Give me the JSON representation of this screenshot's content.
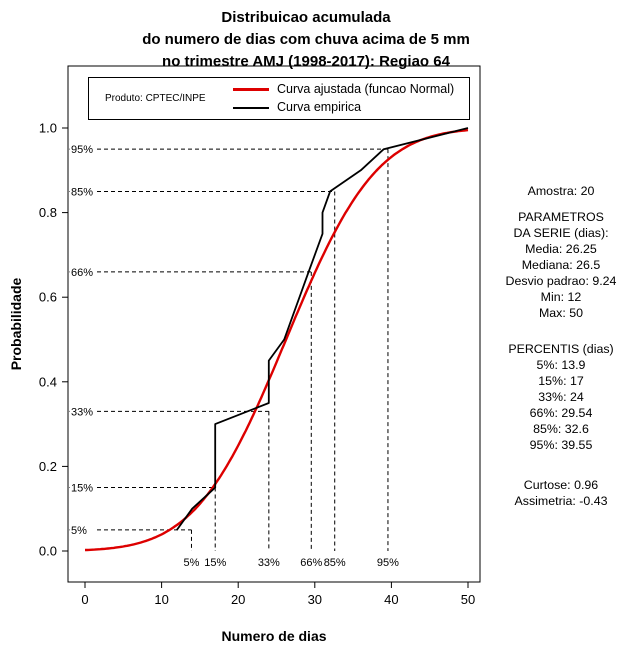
{
  "title": {
    "lines": [
      "Distribuicao acumulada",
      "do numero de dias com chuva acima de 5 mm",
      "no trimestre AMJ (1998-2017): Regiao 64"
    ]
  },
  "legend": {
    "product": "Produto: CPTEC/INPE",
    "entries": [
      {
        "label": "Curva ajustada (funcao Normal)",
        "color": "#dd0000"
      },
      {
        "label": "Curva empirica",
        "color": "#000000"
      }
    ]
  },
  "stats": {
    "amostra": "Amostra: 20",
    "params_title1": "PARAMETROS",
    "params_title2": "DA SERIE (dias):",
    "params": [
      "Media: 26.25",
      "Mediana: 26.5",
      "Desvio padrao: 9.24",
      "Min: 12",
      "Max: 50"
    ],
    "percentis_title": "PERCENTIS (dias)",
    "percentis": [
      "5%: 13.9",
      "15%: 17",
      "33%: 24",
      "66%: 29.54",
      "85%: 32.6",
      "95%: 39.55"
    ],
    "curtose": "Curtose: 0.96",
    "assimetria": "Assimetria: -0.43"
  },
  "chart_data": {
    "type": "line",
    "title": "Distribuicao acumulada do numero de dias com chuva acima de 5 mm no trimestre AMJ (1998-2017): Regiao 64",
    "xlabel": "Numero de dias",
    "ylabel": "Probabilidade",
    "xlim": [
      0,
      50
    ],
    "ylim": [
      0,
      1
    ],
    "x_ticks": [
      0,
      10,
      20,
      30,
      40,
      50
    ],
    "y_ticks": [
      0,
      0.2,
      0.4,
      0.6,
      0.8,
      1
    ],
    "grid": false,
    "legend_position": "top-inside",
    "series": [
      {
        "name": "Curva ajustada (funcao Normal)",
        "type": "normal_cdf",
        "color": "#dd0000",
        "mean": 26.25,
        "sd": 9.24
      },
      {
        "name": "Curva empirica",
        "type": "polyline",
        "color": "#000000",
        "x": [
          12,
          14,
          17,
          17,
          17,
          17,
          24,
          24,
          24,
          26,
          27,
          28,
          29,
          30,
          31,
          31,
          32,
          36,
          39,
          50
        ],
        "p": [
          0.05,
          0.1,
          0.15,
          0.2,
          0.25,
          0.3,
          0.35,
          0.4,
          0.45,
          0.5,
          0.55,
          0.6,
          0.65,
          0.7,
          0.75,
          0.8,
          0.85,
          0.9,
          0.95,
          1.0
        ]
      }
    ],
    "percentile_markers": [
      {
        "label": "5%",
        "p": 0.05,
        "x": 13.9
      },
      {
        "label": "15%",
        "p": 0.15,
        "x": 17
      },
      {
        "label": "33%",
        "p": 0.33,
        "x": 24
      },
      {
        "label": "66%",
        "p": 0.66,
        "x": 29.54
      },
      {
        "label": "85%",
        "p": 0.85,
        "x": 32.6
      },
      {
        "label": "95%",
        "p": 0.95,
        "x": 39.55
      }
    ],
    "sample_stats": {
      "n": 20,
      "mean": 26.25,
      "median": 26.5,
      "sd": 9.24,
      "min": 12,
      "max": 50,
      "kurtosis": 0.96,
      "skewness": -0.43
    }
  }
}
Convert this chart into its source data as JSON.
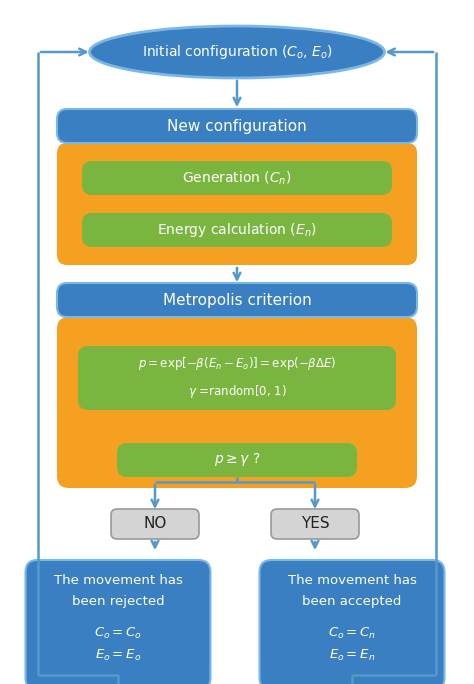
{
  "bg_color": "#ffffff",
  "blue": "#3a7fc1",
  "blue_dark": "#2e6da4",
  "orange": "#f5a020",
  "green": "#7ab540",
  "gray_box": "#d4d4d4",
  "gray_edge": "#999999",
  "white": "#ffffff",
  "arrow_color": "#5599cc",
  "text_white": "#ffffff",
  "text_dark": "#222222",
  "ellipse_label": "Initial configuration ($C_o$, $E_o$)",
  "new_config_label": "New configuration",
  "gen_label": "Generation ($C_n$)",
  "energy_label": "Energy calculation ($E_n$)",
  "metro_label": "Metropolis criterion",
  "formula_line1": "$p = \\exp[-\\beta(E_n - E_o)] = \\exp(-\\beta\\Delta E)$",
  "formula_line2": "$\\gamma$ =random[0, 1)",
  "p_gamma_label": "$p \\geq \\gamma$ ?",
  "no_label": "NO",
  "yes_label": "YES",
  "rej_line1": "The movement has",
  "rej_line2": "been rejected",
  "rej_line3": "$C_o = C_o$",
  "rej_line4": "$E_o = E_o$",
  "acc_line1": "The movement has",
  "acc_line2": "been accepted",
  "acc_line3": "$C_o = C_n$",
  "acc_line4": "$E_o = E_n$"
}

────────────────────────────────────────

» **Instructions to follow**:
In the copy, include all records verbatim but no images.

» **Exercise response**:
Give me the JSON representation of this screenshot's content.
{
  "title": {
    "lines": [
      "Distribuicao acumulada",
      "do numero de dias com chuva acima de 5 mm",
      "no trimestre AMJ (1998-2017): Regiao 64"
    ]
  },
  "legend": {
    "product": "Produto: CPTEC/INPE",
    "entries": [
      {
        "label": "Curva ajustada (funcao Normal)",
        "color": "#dd0000"
      },
      {
        "label": "Curva empirica",
        "color": "#000000"
      }
    ]
  },
  "stats": {
    "amostra": "Amostra: 20",
    "params_title1": "PARAMETROS",
    "params_title2": "DA SERIE (dias):",
    "params": [
      "Media: 26.25",
      "Mediana: 26.5",
      "Desvio padrao: 9.24",
      "Min: 12",
      "Max: 50"
    ],
    "percentis_title": "PERCENTIS (dias)",
    "percentis": [
      "5%: 13.9",
      "15%: 17",
      "33%: 24",
      "66%: 29.54",
      "85%: 32.6",
      "95%: 39.55"
    ],
    "curtose": "Curtose: 0.96",
    "assimetria": "Assimetria: -0.43"
  },
  "chart_data": {
    "type": "line",
    "title": "Distribuicao acumulada do numero de dias com chuva acima de 5 mm no trimestre AMJ (1998-2017): Regiao 64",
    "xlabel": "Numero de dias",
    "ylabel": "Probabilidade",
    "xlim": [
      0,
      50
    ],
    "ylim": [
      0,
      1
    ],
    "x_ticks": [
      0,
      10,
      20,
      30,
      40,
      50
    ],
    "y_ticks": [
      0,
      0.2,
      0.4,
      0.6,
      0.8,
      1
    ],
    "grid": false,
    "legend_position": "top-inside",
    "series": [
      {
        "name": "Curva ajustada (funcao Normal)",
        "type": "normal_cdf",
        "color": "#dd0000",
        "mean": 26.25,
        "sd": 9.24
      },
      {
        "name": "Curva empirica",
        "type": "polyline",
        "color": "#000000",
        "x": [
          12,
          14,
          17,
          17,
          17,
          17,
          24,
          24,
          24,
          26,
          27,
          28,
          29,
          30,
          31,
          31,
          32,
          36,
          39,
          50
        ],
        "p": [
          0.05,
          0.1,
          0.15,
          0.2,
          0.25,
          0.3,
          0.35,
          0.4,
          0.45,
          0.5,
          0.55,
          0.6,
          0.65,
          0.7,
          0.75,
          0.8,
          0.85,
          0.9,
          0.95,
          1.0
        ]
      }
    ],
    "percentile_markers": [
      {
        "label": "5%",
        "p": 0.05,
        "x": 13.9
      },
      {
        "label": "15%",
        "p": 0.15,
        "x": 17
      },
      {
        "label": "33%",
        "p": 0.33,
        "x": 24
      },
      {
        "label": "66%",
        "p": 0.66,
        "x": 29.54
      },
      {
        "label": "85%",
        "p": 0.85,
        "x": 32.6
      },
      {
        "label": "95%",
        "p": 0.95,
        "x": 39.55
      }
    ],
    "sample_stats": {
      "n": 20,
      "mean": 26.25,
      "median": 26.5,
      "sd": 9.24,
      "min": 12,
      "max": 50,
      "kurtosis": 0.96,
      "skewness": -0.43
    }
  }
}
Convert this chart into its source data as JSON.
{
  "bg_color": "#ffffff",
  "blue": "#3a7fc1",
  "blue_dark": "#2e6da4",
  "orange": "#f5a020",
  "green": "#7ab540",
  "gray_box": "#d4d4d4",
  "gray_edge": "#999999",
  "white": "#ffffff",
  "arrow_color": "#5599cc",
  "text_white": "#ffffff",
  "text_dark": "#222222",
  "ellipse_label": "Initial configuration ($C_o$, $E_o$)",
  "new_config_label": "New configuration",
  "gen_label": "Generation ($C_n$)",
  "energy_label": "Energy calculation ($E_n$)",
  "metro_label": "Metropolis criterion",
  "formula_line1": "$p = \\exp[-\\beta(E_n - E_o)] = \\exp(-\\beta\\Delta E)$",
  "formula_line2": "$\\gamma$ =random[0, 1)",
  "p_gamma_label": "$p \\geq \\gamma$ ?",
  "no_label": "NO",
  "yes_label": "YES",
  "rej_line1": "The movement has",
  "rej_line2": "been rejected",
  "rej_line3": "$C_o = C_o$",
  "rej_line4": "$E_o = E_o$",
  "acc_line1": "The movement has",
  "acc_line2": "been accepted",
  "acc_line3": "$C_o = C_n$",
  "acc_line4": "$E_o = E_n$"
}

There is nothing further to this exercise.